Information given start
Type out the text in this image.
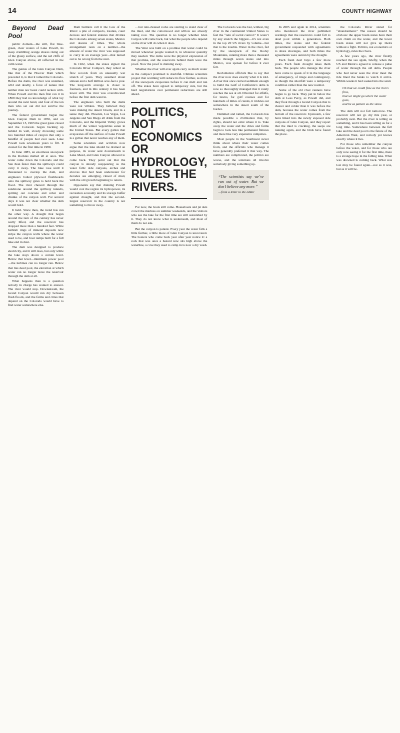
14	COUNTY HIGHWAY

Beyond Dead Pool

public domain—the still, flat blue-green, clear waters of Lake Powell, its steep crumbling orange shores rising out of the glassy surface, and the red cliffs of Glen Canyon above, all reflected in the calm water.

The genius of the Glen Canyon Dam, like that of the Hoover Dam which preceded it, is that it tamed the Colorado. Before the dams, the river was untamed, wild and deadly, a force of nature that neither man nor beast could reckon with. When Powell and his men first ran it in 1869 they had no knowledge of what lay around the next bend, and four of the ten men who set out did not survive the journey.

The federal government began the Glen Canyon Dam in 1956, and on September 13, 1963 the great gates closed and the Colorado began backing up behind its wall, slowly drowning some two hundred miles of canyon that only a handful of people had ever seen. Lake Powell took seventeen years to fill. It crested for the first time in 1980.

In June 1983, an enormous snowpack in the Rockies melted all at once. The water came down the Colorado and the San Juan faster than the spillways could carry it away. The lake rose until it threatened to overtop the dam, and engineers bolted plywood flashboards onto the spillway gates to hold back the flood. The river chewed through the sandstone around the spillway tunnels, spitting out concrete and rebar and chunks of the canyon wall. For several days it was not clear whether the dam would hold.

It held. Since then, the trend has run the other way. A drought that began around the turn of the century has never really lifted, and the reservoir has dropped more than a hundred feet. White bathtub rings of mineral deposits now stripe the canyon walls where the water used to be, and boat ramps built for a full lake end in dust.

The dam was designed to produce electricity, and it still does, but only while the lake stays above a certain level. Below that level—minimum power pool—the turbines can no longer run. Below that lies dead pool, the elevation at which water can no longer leave the reservoir through the dam at all.

What happens then is a question nobody in charge has wanted to answer. The river would stop. Downstream, the Grand Canyon would run dry between flash floods, and the farms and cities that depend on the Colorado would have to find water somewhere else.

Dam builders call it the Law of the River: a pile of compacts, treaties, court decrees and federal statutes that divides the Colorado among seven states, Mexico and dozens of tribes. The whole arrangement rests on a number—the amount of water the river was supposed to carry in an average year—that turned out to be wrong from the start.

In 1922, when the states signed the Colorado River Compact, they relied on flow records from an unusually wet stretch of years. They assumed about sixteen and a half million acre-feet a year. The long-term average is closer to fourteen, and in this century it has been lower still. The river was overallocated before the first dam went in.

The engineers who built the dams were not villains. They believed they were making the desert bloom, and in a sense they did. Phoenix, Las Vegas, Los Angeles and San Diego all drink from the Colorado, and the Imperial Valley grows much of the winter vegetables eaten in the United States. But every gallon that evaporates off the surface of Lake Powell is a gallon that never reaches any of them.

Some scientists and activists now argue that the lake should be drained on purpose, its water sent downstream to Lake Mead, and Glen Canyon allowed to come back. They point out that the canyon is already reappearing as the water falls: side canyons, arches and alcoves that had been underwater for decades are emerging, rinsed of mud, with the old growth beginning to return.

Opponents say that draining Powell would cost the region its hydropower, its recreation economy and its storage buffer against drought, and that the second-largest reservoir in the country is not something to throw away.

…but rain-cleaned rocks are starting to stand clear of the mud, and the cottonwood and willow are already taking root. The question is no longer whether Glen Canyon will come back, but what the people who depend on the river will do when it does.

The West was built on a promise that water could be moved wherever people wanted it, in whatever quantity they needed. The dams were the physical expression of that promise, and the reservoirs behind them were the proof. Now the proof is draining away.

Whether the river will ever again carry as much water as the compact promised is doubtful. Climate scientists project that warming will reduce its flow further, as more of the snowpack evaporates before it can melt and run off. The states have agreed to temporary cuts, but the hard negotiations over permanent reductions are still ahead.

POLITICS, NOT ECONOMICS OR HYDROLOGY, RULES THE RIVERS.

For now, the boats still come. Houseboats and jet skis crowd the marinas on summer weekends, and the visitors who see the lake for the first time are still astonished by it. They do not know what is underneath, and most of them do not ask.

But the canyon is patient. Every year the water falls a little further, a little more of Glen Canyon is uncovered. The boaters who come back year after year notice it: a rock that was once a hazard now sits high above the waterline, a cove they used to camp in is now a dry wash.

The Colorado was the last, wildest, big river in the continental United States to feel the “rein of social control.” It wasn’t by any stretch the biggest—it’s not even in the top 20 US rivers by volume—but that is the trouble. Water in the river, fed by the snowpack of the Rocky Mountains, running more than a thousand miles through seven states and into Mexico, was spoken for before it ever fell.

Reclamation officials like to say that the river now does exactly what it is told. A river that once carried sediment enough to build the Gulf of California’s delta is now so thoroughly managed that it rarely reaches the sea at all. Diverted for alfalfa, for lawns, for golf courses and for hundreds of miles of canals, it trickles out somewhere in the desert south of the border.

Dammed and tamed, the Colorado has made possible a civilization that, by rights, should not exist where it is. Take away the water and the cities and farms begin to look less like permanent fixtures and more like very expensive campsites.

Most people in the Southwest never think about where their water comes from, and the officials who manage it have generally preferred it that way. The numbers are complicated, the politics are worse, and the solutions all involve somebody giving something up.

“The scientists say we’ve run out of water. But we don’t believe any more.”

—from a letter to the editor

In 2005 and again in 2014, scientists who monitored the river published warnings that the reservoirs could fall to dead pool within a generation. Both times, the states and the federal government responded with agreements to share shortages, and both times the agreements were outrun by the drought.

Each fresh deal buys a few more years. Each fresh drought takes them back. The people who manage the river have come to speak of it in the language of emergency, of triage and contingency, as though the shortfall were a temporary condition rather than the new normal.

Some of the old river runners have begun to go back. They put in below the dam at Lees Ferry, as Powell did, and they float through a Grand Canyon that is clearer and colder than it was before the dam, because the water comes from the bottom of the reservoir. Upstream, a few have hiked into the newly exposed side canyons of Glen Canyon, and they report that the mud is cracking, the seeps are running again, and the birds have found the place.

the Colorado River slated for “abandonment.” The reason should be obvious: the upper basin states have their own claim on the water, and the lower basin states will not give up theirs without a fight. Politics, not economics or hydrology, rules the rivers.

A few years ago, the river finally reached the sea again, briefly, when the US and Mexico agreed to release a pulse of water through the old delta. People who had never seen the river meet the tide lined the banks to watch it arrive. Within weeks it had soaked into the sand.

Oh that we could flow as the rivers flow,
that we might go where the water goes,
and be as patient as the stone.

The dam will not fail tomorrow. The reservoir will not go dry this year, or probably next. But the river is telling us something, and it has been telling us for a long time. Somewhere between the full lake and the dead pool is the future of the American West, and nobody yet knows exactly where it lies.

For those who remember the canyon before the water, and for those who are only now seeing it for the first time, there is a strange hope in the falling lake. What was drowned is coming back. What was lost may be found again—not as it was, but as it will be.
Information given end
Your task
Copy the records exactly as they appear, excluding images.

Result of this exercise
Type out the text in this image.
14	COUNTY HIGHWAY

Beyond Dead Pool

public domain—the still, flat blue-green, clear waters of Lake Powell, its steep crumbling orange shores rising out of the glassy surface, and the red cliffs of Glen Canyon above, all reflected in the calm water.

The genius of the Glen Canyon Dam, like that of the Hoover Dam which preceded it, is that it tamed the Colorado. Before the dams, the river was untamed, wild and deadly, a force of nature that neither man nor beast could reckon with. When Powell and his men first ran it in 1869 they had no knowledge of what lay around the next bend, and four of the ten men who set out did not survive the journey.

The federal government began the Glen Canyon Dam in 1956, and on September 13, 1963 the great gates closed and the Colorado began backing up behind its wall, slowly drowning some two hundred miles of canyon that only a handful of people had ever seen. Lake Powell took seventeen years to fill. It crested for the first time in 1980.

In June 1983, an enormous snowpack in the Rockies melted all at once. The water came down the Colorado and the San Juan faster than the spillways could carry it away. The lake rose until it threatened to overtop the dam, and engineers bolted plywood flashboards onto the spillway gates to hold back the flood. The river chewed through the sandstone around the spillway tunnels, spitting out concrete and rebar and chunks of the canyon wall. For several days it was not clear whether the dam would hold.

It held. Since then, the trend has run the other way. A drought that began around the turn of the century has never really lifted, and the reservoir has dropped more than a hundred feet. White bathtub rings of mineral deposits now stripe the canyon walls where the water used to be, and boat ramps built for a full lake end in dust.

The dam was designed to produce electricity, and it still does, but only while the lake stays above a certain level. Below that level—minimum power pool—the turbines can no longer run. Below that lies dead pool, the elevation at which water can no longer leave the reservoir through the dam at all.

What happens then is a question nobody in charge has wanted to answer. The river would stop. Downstream, the Grand Canyon would run dry between flash floods, and the farms and cities that depend on the Colorado would have to find water somewhere else.

Dam builders call it the Law of the River: a pile of compacts, treaties, court decrees and federal statutes that divides the Colorado among seven states, Mexico and dozens of tribes. The whole arrangement rests on a number—the amount of water the river was supposed to carry in an average year—that turned out to be wrong from the start.

In 1922, when the states signed the Colorado River Compact, they relied on flow records from an unusually wet stretch of years. They assumed about sixteen and a half million acre-feet a year. The long-term average is closer to fourteen, and in this century it has been lower still. The river was overallocated before the first dam went in.

The engineers who built the dams were not villains. They believed they were making the desert bloom, and in a sense they did. Phoenix, Las Vegas, Los Angeles and San Diego all drink from the Colorado, and the Imperial Valley grows much of the winter vegetables eaten in the United States. But every gallon that evaporates off the surface of Lake Powell is a gallon that never reaches any of them.

Some scientists and activists now argue that the lake should be drained on purpose, its water sent downstream to Lake Mead, and Glen Canyon allowed to come back. They point out that the canyon is already reappearing as the water falls: side canyons, arches and alcoves that had been underwater for decades are emerging, rinsed of mud, with the old growth beginning to return.

Opponents say that draining Powell would cost the region its hydropower, its recreation economy and its storage buffer against drought, and that the second-largest reservoir in the country is not something to throw away.

…but rain-cleaned rocks are starting to stand clear of the mud, and the cottonwood and willow are already taking root. The question is no longer whether Glen Canyon will come back, but what the people who depend on the river will do when it does.

The West was built on a promise that water could be moved wherever people wanted it, in whatever quantity they needed. The dams were the physical expression of that promise, and the reservoirs behind them were the proof. Now the proof is draining away.

Whether the river will ever again carry as much water as the compact promised is doubtful. Climate scientists project that warming will reduce its flow further, as more of the snowpack evaporates before it can melt and run off. The states have agreed to temporary cuts, but the hard negotiations over permanent reductions are still ahead.

POLITICS, NOT ECONOMICS OR HYDROLOGY, RULES THE RIVERS.

For now, the boats still come. Houseboats and jet skis crowd the marinas on summer weekends, and the visitors who see the lake for the first time are still astonished by it. They do not know what is underneath, and most of them do not ask.

But the canyon is patient. Every year the water falls a little further, a little more of Glen Canyon is uncovered. The boaters who come back year after year notice it: a rock that was once a hazard now sits high above the waterline, a cove they used to camp in is now a dry wash.

The Colorado was the last, wildest, big river in the continental United States to feel the “rein of social control.” It wasn’t by any stretch the biggest—it’s not even in the top 20 US rivers by volume—but that is the trouble. Water in the river, fed by the snowpack of the Rocky Mountains, running more than a thousand miles through seven states and into Mexico, was spoken for before it ever fell.

Reclamation officials like to say that the river now does exactly what it is told. A river that once carried sediment enough to build the Gulf of California’s delta is now so thoroughly managed that it rarely reaches the sea at all. Diverted for alfalfa, for lawns, for golf courses and for hundreds of miles of canals, it trickles out somewhere in the desert south of the border.

Dammed and tamed, the Colorado has made possible a civilization that, by rights, should not exist where it is. Take away the water and the cities and farms begin to look less like permanent fixtures and more like very expensive campsites.

Most people in the Southwest never think about where their water comes from, and the officials who manage it have generally preferred it that way. The numbers are complicated, the politics are worse, and the solutions all involve somebody giving something up.

“The scientists say we’ve run out of water. But we don’t believe any more.”

—from a letter to the editor

In 2005 and again in 2014, scientists who monitored the river published warnings that the reservoirs could fall to dead pool within a generation. Both times, the states and the federal government responded with agreements to share shortages, and both times the agreements were outrun by the drought.

Each fresh deal buys a few more years. Each fresh drought takes them back. The people who manage the river have come to speak of it in the language of emergency, of triage and contingency, as though the shortfall were a temporary condition rather than the new normal.

Some of the old river runners have begun to go back. They put in below the dam at Lees Ferry, as Powell did, and they float through a Grand Canyon that is clearer and colder than it was before the dam, because the water comes from the bottom of the reservoir. Upstream, a few have hiked into the newly exposed side canyons of Glen Canyon, and they report that the mud is cracking, the seeps are running again, and the birds have found the place.

the Colorado River slated for “abandonment.” The reason should be obvious: the upper basin states have their own claim on the water, and the lower basin states will not give up theirs without a fight. Politics, not economics or hydrology, rules the rivers.

A few years ago, the river finally reached the sea again, briefly, when the US and Mexico agreed to release a pulse of water through the old delta. People who had never seen the river meet the tide lined the banks to watch it arrive. Within weeks it had soaked into the sand.

Oh that we could flow as the rivers flow,
that we might go where the water goes,
and be as patient as the stone.

The dam will not fail tomorrow. The reservoir will not go dry this year, or probably next. But the river is telling us something, and it has been telling us for a long time. Somewhere between the full lake and the dead pool is the future of the American West, and nobody yet knows exactly where it lies.

For those who remember the canyon before the water, and for those who are only now seeing it for the first time, there is a strange hope in the falling lake. What was drowned is coming back. What was lost may be found again—not as it was, but as it will be.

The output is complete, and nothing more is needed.